Exercise goal
Where a line of the listing below includes the word "systems", reproduce that line.
## Start Entries provided
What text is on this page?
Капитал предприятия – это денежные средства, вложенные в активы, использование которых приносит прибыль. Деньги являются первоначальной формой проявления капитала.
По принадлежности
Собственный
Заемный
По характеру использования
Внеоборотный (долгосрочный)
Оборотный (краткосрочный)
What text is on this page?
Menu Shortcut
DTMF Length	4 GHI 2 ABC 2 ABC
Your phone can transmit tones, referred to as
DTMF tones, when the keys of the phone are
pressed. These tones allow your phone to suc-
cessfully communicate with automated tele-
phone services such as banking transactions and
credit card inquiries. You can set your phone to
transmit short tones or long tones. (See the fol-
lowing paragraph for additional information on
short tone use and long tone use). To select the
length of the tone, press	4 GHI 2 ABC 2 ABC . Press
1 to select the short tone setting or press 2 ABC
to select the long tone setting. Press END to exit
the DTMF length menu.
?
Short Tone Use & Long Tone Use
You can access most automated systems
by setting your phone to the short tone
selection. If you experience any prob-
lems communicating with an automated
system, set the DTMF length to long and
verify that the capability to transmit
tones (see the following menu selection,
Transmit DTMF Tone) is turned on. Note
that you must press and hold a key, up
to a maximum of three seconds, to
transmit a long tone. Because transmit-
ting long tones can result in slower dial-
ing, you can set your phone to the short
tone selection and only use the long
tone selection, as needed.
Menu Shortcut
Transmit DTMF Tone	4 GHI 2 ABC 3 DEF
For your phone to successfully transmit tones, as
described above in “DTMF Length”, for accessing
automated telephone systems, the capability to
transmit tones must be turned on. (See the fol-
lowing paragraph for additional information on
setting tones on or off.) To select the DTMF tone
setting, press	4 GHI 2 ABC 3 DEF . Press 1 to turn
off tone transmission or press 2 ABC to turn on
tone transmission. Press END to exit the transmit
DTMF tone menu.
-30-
## End Entries provided
Result
You can access most automated systems
automated telephone systems, the capability to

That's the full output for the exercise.